__Work to complete__.
Nothing should be left out: output all of the entries exactly.

__Data for this exercise__.

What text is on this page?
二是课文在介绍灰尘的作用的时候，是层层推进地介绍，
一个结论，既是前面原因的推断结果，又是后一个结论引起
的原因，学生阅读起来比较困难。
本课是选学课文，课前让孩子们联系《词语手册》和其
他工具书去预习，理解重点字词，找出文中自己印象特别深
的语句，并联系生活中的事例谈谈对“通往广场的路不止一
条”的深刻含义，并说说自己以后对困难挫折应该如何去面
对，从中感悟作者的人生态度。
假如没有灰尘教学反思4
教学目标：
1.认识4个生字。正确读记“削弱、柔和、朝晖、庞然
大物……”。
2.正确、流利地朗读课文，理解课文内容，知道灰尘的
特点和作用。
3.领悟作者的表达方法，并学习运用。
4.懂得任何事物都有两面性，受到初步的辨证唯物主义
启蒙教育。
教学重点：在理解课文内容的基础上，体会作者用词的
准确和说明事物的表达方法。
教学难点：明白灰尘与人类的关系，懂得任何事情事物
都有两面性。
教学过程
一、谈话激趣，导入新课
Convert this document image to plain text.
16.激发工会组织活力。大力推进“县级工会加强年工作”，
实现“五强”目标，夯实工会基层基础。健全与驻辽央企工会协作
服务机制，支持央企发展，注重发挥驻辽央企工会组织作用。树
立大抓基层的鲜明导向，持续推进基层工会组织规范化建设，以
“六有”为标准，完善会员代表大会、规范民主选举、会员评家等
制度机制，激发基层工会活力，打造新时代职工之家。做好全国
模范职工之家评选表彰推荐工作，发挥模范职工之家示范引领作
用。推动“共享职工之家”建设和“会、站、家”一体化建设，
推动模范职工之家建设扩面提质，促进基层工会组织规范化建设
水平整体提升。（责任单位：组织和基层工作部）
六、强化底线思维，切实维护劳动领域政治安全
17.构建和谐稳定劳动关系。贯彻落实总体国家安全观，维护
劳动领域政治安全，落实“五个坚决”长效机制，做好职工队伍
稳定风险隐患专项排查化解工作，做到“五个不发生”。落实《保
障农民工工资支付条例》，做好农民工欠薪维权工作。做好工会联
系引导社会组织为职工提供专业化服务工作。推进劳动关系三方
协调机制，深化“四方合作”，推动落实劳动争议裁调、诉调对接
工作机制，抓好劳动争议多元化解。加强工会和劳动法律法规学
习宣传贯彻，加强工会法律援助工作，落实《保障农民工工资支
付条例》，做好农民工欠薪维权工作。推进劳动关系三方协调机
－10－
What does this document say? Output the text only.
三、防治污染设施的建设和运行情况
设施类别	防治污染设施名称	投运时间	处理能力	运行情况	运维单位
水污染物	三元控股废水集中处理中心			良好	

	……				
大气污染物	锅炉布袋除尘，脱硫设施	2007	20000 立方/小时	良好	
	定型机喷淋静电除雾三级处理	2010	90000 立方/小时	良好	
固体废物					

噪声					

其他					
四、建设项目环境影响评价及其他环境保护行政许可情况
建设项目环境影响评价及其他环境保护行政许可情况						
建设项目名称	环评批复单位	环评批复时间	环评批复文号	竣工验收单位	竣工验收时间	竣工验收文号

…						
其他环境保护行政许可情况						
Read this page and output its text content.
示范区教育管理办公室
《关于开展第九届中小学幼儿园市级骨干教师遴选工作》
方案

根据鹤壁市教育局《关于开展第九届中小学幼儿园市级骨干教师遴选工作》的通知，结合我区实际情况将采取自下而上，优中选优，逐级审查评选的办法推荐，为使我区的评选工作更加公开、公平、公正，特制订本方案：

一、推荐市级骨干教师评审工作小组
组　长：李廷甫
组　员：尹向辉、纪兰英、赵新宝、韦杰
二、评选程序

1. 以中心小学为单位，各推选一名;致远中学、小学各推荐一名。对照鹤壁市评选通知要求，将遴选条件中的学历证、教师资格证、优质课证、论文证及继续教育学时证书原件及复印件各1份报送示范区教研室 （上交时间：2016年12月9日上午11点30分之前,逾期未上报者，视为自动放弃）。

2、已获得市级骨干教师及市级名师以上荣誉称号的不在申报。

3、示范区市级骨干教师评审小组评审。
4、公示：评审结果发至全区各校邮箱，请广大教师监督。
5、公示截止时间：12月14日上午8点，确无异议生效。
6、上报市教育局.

__The result__.
What text is on this page?
二是课文在介绍灰尘的作用的时候，是层层推进地介绍，
一个结论，既是前面原因的推断结果，又是后一个结论引起
的原因，学生阅读起来比较困难。
本课是选学课文，课前让孩子们联系《词语手册》和其
他工具书去预习，理解重点字词，找出文中自己印象特别深
的语句，并联系生活中的事例谈谈对“通往广场的路不止一
条”的深刻含义，并说说自己以后对困难挫折应该如何去面
对，从中感悟作者的人生态度。
假如没有灰尘教学反思4
教学目标：
1.认识4个生字。正确读记“削弱、柔和、朝晖、庞然
大物……”。
2.正确、流利地朗读课文，理解课文内容，知道灰尘的
特点和作用。
3.领悟作者的表达方法，并学习运用。
4.懂得任何事物都有两面性，受到初步的辨证唯物主义
启蒙教育。
教学重点：在理解课文内容的基础上，体会作者用词的
准确和说明事物的表达方法。
教学难点：明白灰尘与人类的关系，懂得任何事情事物
都有两面性。
教学过程
一、谈话激趣，导入新课
Convert this document image to plain text.
16.激发工会组织活力。大力推进“县级工会加强年工作”，
实现“五强”目标，夯实工会基层基础。健全与驻辽央企工会协作
服务机制，支持央企发展，注重发挥驻辽央企工会组织作用。树
立大抓基层的鲜明导向，持续推进基层工会组织规范化建设，以
“六有”为标准，完善会员代表大会、规范民主选举、会员评家等
制度机制，激发基层工会活力，打造新时代职工之家。做好全国
模范职工之家评选表彰推荐工作，发挥模范职工之家示范引领作
用。推动“共享职工之家”建设和“会、站、家”一体化建设，
推动模范职工之家建设扩面提质，促进基层工会组织规范化建设
水平整体提升。（责任单位：组织和基层工作部）
六、强化底线思维，切实维护劳动领域政治安全
17.构建和谐稳定劳动关系。贯彻落实总体国家安全观，维护
劳动领域政治安全，落实“五个坚决”长效机制，做好职工队伍
稳定风险隐患专项排查化解工作，做到“五个不发生”。落实《保
障农民工工资支付条例》，做好农民工欠薪维权工作。做好工会联
系引导社会组织为职工提供专业化服务工作。推进劳动关系三方
协调机制，深化“四方合作”，推动落实劳动争议裁调、诉调对接
工作机制，抓好劳动争议多元化解。加强工会和劳动法律法规学
习宣传贯彻，加强工会法律援助工作，落实《保障农民工工资支
付条例》，做好农民工欠薪维权工作。推进劳动关系三方协调机
－10－
What does this document say? Output the text only.
三、防治污染设施的建设和运行情况
设施类别	防治污染设施名称	投运时间	处理能力	运行情况	运维单位
水污染物	三元控股废水集中处理中心			良好	

	……				
大气污染物	锅炉布袋除尘，脱硫设施	2007	20000 立方/小时	良好	
	定型机喷淋静电除雾三级处理	2010	90000 立方/小时	良好	
固体废物					

噪声					

其他					
四、建设项目环境影响评价及其他环境保护行政许可情况
建设项目环境影响评价及其他环境保护行政许可情况						
建设项目名称	环评批复单位	环评批复时间	环评批复文号	竣工验收单位	竣工验收时间	竣工验收文号

…						
其他环境保护行政许可情况						
Read this page and output its text content.
示范区教育管理办公室
《关于开展第九届中小学幼儿园市级骨干教师遴选工作》
方案

根据鹤壁市教育局《关于开展第九届中小学幼儿园市级骨干教师遴选工作》的通知，结合我区实际情况将采取自下而上，优中选优，逐级审查评选的办法推荐，为使我区的评选工作更加公开、公平、公正，特制订本方案：

一、推荐市级骨干教师评审工作小组
组　长：李廷甫
组　员：尹向辉、纪兰英、赵新宝、韦杰
二、评选程序

1. 以中心小学为单位，各推选一名;致远中学、小学各推荐一名。对照鹤壁市评选通知要求，将遴选条件中的学历证、教师资格证、优质课证、论文证及继续教育学时证书原件及复印件各1份报送示范区教研室 （上交时间：2016年12月9日上午11点30分之前,逾期未上报者，视为自动放弃）。

2、已获得市级骨干教师及市级名师以上荣誉称号的不在申报。

3、示范区市级骨干教师评审小组评审。
4、公示：评审结果发至全区各校邮箱，请广大教师监督。
5、公示截止时间：12月14日上午8点，确无异议生效。
6、上报市教育局.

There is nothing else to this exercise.